Gather all lines in the records below that include the word "生活报讯".

Records.
====

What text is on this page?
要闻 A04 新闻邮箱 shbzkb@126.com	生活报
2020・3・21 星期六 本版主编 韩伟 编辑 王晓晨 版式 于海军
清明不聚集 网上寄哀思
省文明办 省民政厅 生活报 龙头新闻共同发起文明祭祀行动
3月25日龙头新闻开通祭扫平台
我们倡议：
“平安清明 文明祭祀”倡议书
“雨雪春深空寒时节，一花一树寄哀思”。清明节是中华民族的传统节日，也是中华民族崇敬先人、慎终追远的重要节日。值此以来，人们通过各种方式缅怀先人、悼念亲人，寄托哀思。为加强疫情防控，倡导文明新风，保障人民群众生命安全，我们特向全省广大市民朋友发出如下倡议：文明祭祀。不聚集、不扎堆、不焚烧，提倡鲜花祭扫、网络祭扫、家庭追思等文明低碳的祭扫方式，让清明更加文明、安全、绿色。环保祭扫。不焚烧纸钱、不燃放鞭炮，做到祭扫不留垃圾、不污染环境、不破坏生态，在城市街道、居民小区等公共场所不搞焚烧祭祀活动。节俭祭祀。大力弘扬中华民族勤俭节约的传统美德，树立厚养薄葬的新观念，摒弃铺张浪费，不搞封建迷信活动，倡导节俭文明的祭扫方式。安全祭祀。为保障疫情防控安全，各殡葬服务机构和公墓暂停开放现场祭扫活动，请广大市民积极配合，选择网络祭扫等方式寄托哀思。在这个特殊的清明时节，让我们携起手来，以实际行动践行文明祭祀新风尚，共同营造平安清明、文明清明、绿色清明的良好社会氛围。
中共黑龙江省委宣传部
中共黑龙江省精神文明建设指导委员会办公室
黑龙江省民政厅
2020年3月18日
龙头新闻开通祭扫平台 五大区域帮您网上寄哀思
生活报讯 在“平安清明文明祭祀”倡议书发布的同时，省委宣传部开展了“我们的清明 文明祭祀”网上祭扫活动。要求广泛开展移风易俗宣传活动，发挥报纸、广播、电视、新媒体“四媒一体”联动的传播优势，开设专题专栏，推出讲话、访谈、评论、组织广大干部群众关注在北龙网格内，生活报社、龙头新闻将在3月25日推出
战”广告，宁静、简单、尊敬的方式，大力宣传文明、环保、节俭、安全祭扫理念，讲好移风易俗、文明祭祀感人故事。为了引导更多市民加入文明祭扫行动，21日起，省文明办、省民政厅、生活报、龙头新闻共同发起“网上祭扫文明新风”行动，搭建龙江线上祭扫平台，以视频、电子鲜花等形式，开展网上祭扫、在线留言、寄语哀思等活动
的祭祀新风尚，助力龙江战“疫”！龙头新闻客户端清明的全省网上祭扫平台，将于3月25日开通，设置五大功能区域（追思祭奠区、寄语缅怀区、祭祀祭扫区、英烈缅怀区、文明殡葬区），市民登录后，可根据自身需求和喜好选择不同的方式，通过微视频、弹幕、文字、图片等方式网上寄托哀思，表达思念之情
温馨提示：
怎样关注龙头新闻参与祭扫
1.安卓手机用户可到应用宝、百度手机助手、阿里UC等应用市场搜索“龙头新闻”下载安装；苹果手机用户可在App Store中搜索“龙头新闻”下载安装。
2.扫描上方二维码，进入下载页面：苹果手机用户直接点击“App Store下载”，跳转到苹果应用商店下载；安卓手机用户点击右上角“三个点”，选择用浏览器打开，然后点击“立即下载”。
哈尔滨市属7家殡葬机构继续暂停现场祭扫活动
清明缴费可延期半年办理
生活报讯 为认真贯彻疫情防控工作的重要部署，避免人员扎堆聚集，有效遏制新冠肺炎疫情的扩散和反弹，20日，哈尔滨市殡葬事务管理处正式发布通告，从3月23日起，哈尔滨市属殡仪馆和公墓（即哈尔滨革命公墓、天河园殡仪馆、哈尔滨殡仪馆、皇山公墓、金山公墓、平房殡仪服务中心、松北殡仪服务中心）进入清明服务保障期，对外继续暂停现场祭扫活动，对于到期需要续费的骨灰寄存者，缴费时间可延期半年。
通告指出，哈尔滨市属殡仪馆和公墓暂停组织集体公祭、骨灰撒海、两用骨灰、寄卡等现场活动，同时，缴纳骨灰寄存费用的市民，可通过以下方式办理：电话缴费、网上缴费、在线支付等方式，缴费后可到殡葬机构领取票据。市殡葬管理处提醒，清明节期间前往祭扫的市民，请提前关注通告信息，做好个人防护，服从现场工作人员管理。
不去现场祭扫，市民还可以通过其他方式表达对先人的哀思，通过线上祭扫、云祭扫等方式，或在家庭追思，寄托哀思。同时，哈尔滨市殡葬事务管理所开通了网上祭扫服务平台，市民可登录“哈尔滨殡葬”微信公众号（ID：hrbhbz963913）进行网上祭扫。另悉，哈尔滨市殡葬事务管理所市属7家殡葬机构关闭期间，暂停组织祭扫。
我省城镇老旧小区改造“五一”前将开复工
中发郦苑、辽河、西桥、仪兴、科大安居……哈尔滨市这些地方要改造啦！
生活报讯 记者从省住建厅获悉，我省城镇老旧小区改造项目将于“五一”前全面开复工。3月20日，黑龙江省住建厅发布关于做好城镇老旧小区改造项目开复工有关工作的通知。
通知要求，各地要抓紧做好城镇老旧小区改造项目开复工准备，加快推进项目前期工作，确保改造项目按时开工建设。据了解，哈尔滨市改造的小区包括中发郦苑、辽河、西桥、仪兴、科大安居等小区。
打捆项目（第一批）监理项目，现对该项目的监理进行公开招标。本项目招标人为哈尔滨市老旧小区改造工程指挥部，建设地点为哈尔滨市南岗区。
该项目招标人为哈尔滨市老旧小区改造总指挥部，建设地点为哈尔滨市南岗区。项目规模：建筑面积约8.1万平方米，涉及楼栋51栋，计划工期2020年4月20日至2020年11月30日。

====

Answer for this exercise.
生活报讯 在“平安清明文明祭祀”倡议书发布的同时，省委宣传部开展了“我们的清明 文明祭祀”网上祭扫活动。要求广泛开展移风易俗宣传活动，发挥报纸、广播、电视、新媒体“四媒一体”联动的传播优势，开设专题专栏，推出讲话、访谈、评论、组织广大干部群众关注在北龙网格内，生活报社、龙头新闻将在3月25日推出
生活报讯 为认真贯彻疫情防控工作的重要部署，避免人员扎堆聚集，有效遏制新冠肺炎疫情的扩散和反弹，20日，哈尔滨市殡葬事务管理处正式发布通告，从3月23日起，哈尔滨市属殡仪馆和公墓（即哈尔滨革命公墓、天河园殡仪馆、哈尔滨殡仪馆、皇山公墓、金山公墓、平房殡仪服务中心、松北殡仪服务中心）进入清明服务保障期，对外继续暂停现场祭扫活动，对于到期需要续费的骨灰寄存者，缴费时间可延期半年。
生活报讯 记者从省住建厅获悉，我省城镇老旧小区改造项目将于“五一”前全面开复工。3月20日，黑龙江省住建厅发布关于做好城镇老旧小区改造项目开复工有关工作的通知。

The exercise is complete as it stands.